--- Start of PROVIDED RECORDS ---
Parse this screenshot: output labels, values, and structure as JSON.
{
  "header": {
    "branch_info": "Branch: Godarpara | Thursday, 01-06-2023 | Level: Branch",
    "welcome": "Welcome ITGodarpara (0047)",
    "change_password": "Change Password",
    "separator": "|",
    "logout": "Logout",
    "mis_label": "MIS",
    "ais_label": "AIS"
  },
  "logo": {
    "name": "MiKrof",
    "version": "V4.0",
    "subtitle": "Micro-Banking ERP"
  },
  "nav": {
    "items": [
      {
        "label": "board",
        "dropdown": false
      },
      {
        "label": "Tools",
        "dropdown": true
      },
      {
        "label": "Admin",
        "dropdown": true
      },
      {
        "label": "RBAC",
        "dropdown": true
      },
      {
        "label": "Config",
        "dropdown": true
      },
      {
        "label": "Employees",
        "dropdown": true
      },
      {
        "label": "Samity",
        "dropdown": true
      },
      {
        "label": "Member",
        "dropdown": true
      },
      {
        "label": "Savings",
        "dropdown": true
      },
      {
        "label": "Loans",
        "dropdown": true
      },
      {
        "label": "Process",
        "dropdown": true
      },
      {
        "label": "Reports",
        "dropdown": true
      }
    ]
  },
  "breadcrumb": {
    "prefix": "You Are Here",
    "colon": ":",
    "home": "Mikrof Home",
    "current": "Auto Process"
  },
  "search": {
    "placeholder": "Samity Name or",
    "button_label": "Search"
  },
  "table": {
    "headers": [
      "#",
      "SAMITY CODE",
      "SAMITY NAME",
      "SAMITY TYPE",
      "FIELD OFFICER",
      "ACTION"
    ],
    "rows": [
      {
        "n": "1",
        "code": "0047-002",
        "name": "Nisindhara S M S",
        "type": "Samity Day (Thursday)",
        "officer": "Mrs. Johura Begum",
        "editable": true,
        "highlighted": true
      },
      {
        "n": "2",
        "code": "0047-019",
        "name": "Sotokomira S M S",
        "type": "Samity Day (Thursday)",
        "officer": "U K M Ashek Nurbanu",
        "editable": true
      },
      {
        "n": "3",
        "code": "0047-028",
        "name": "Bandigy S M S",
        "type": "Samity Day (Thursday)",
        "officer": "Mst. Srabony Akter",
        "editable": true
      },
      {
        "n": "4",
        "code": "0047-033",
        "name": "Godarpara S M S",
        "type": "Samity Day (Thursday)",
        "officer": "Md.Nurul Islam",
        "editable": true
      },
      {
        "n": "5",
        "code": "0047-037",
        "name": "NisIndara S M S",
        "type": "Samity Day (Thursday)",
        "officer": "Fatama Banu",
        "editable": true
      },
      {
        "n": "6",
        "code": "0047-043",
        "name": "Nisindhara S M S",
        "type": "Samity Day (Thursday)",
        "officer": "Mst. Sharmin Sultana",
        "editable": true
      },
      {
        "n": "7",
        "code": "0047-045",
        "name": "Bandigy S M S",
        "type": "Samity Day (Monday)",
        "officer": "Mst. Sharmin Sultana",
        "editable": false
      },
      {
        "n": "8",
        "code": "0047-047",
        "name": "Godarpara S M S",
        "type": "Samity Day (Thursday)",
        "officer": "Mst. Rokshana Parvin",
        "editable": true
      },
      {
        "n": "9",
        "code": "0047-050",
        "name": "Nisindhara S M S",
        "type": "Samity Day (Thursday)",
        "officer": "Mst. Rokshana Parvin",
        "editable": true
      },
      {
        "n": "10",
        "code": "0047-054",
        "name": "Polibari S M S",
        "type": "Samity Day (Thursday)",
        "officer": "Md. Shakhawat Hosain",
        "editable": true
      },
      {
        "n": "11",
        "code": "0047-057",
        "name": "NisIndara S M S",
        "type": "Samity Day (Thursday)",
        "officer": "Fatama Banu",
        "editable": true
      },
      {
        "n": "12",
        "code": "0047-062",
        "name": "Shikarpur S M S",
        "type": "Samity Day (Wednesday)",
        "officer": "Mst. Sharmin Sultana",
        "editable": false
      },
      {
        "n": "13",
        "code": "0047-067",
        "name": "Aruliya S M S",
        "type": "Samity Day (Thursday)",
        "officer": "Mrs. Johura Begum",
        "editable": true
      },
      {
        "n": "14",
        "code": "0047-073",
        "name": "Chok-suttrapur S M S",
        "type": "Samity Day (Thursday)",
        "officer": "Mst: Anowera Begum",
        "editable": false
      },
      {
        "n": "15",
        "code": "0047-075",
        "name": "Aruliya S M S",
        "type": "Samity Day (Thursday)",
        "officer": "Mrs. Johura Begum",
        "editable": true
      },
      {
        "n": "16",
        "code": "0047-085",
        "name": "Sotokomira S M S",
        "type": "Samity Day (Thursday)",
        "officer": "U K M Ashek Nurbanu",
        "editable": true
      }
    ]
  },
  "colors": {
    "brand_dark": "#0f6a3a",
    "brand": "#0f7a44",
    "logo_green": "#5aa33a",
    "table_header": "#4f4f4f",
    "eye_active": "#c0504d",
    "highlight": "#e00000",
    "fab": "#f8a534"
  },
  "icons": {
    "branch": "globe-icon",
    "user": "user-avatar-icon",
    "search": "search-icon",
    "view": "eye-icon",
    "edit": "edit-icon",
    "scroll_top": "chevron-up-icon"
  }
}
--- End of PROVIDED RECORDS ---
Isolate each line of the listing above that includes "Process". Copy it.

        "label": "Process",
    "current": "Auto Process"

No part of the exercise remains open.